Rows from a dataset
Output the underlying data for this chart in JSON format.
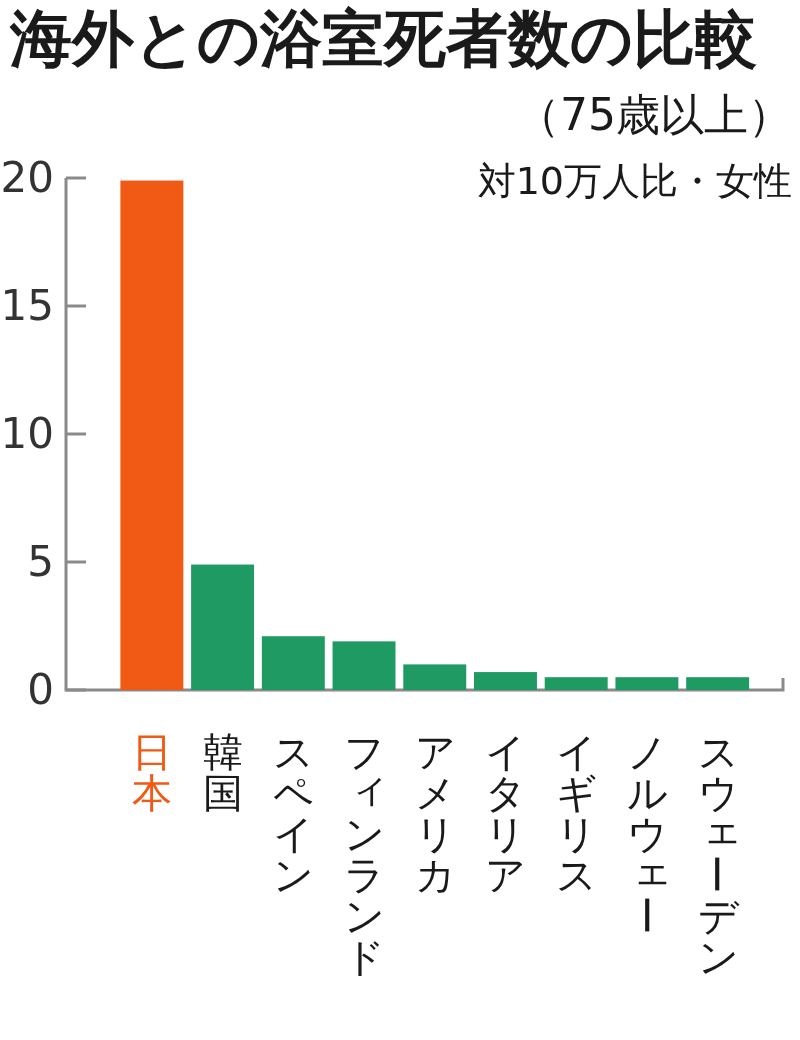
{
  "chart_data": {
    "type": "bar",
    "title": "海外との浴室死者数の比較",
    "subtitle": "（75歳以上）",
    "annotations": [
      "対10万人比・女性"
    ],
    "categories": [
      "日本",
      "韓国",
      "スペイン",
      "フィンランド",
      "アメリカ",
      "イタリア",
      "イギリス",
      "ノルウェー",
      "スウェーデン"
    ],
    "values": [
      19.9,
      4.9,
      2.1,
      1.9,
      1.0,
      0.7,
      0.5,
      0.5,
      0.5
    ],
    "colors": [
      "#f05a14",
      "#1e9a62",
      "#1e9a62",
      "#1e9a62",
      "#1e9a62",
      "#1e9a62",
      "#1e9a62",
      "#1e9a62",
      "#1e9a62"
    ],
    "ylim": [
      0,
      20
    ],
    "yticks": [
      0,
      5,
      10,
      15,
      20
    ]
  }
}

## WHAT IS NEEDED
Print all of the records shown above exactly, leaving out each picture.

## OUTPUT OF THE TASK
Output the underlying data for this chart in JSON format.
{
  "chart_data": {
    "type": "bar",
    "title": "海外との浴室死者数の比較",
    "subtitle": "（75歳以上）",
    "annotations": [
      "対10万人比・女性"
    ],
    "categories": [
      "日本",
      "韓国",
      "スペイン",
      "フィンランド",
      "アメリカ",
      "イタリア",
      "イギリス",
      "ノルウェー",
      "スウェーデン"
    ],
    "values": [
      19.9,
      4.9,
      2.1,
      1.9,
      1.0,
      0.7,
      0.5,
      0.5,
      0.5
    ],
    "colors": [
      "#f05a14",
      "#1e9a62",
      "#1e9a62",
      "#1e9a62",
      "#1e9a62",
      "#1e9a62",
      "#1e9a62",
      "#1e9a62",
      "#1e9a62"
    ],
    "ylim": [
      0,
      20
    ],
    "yticks": [
      0,
      5,
      10,
      15,
      20
    ]
  }
}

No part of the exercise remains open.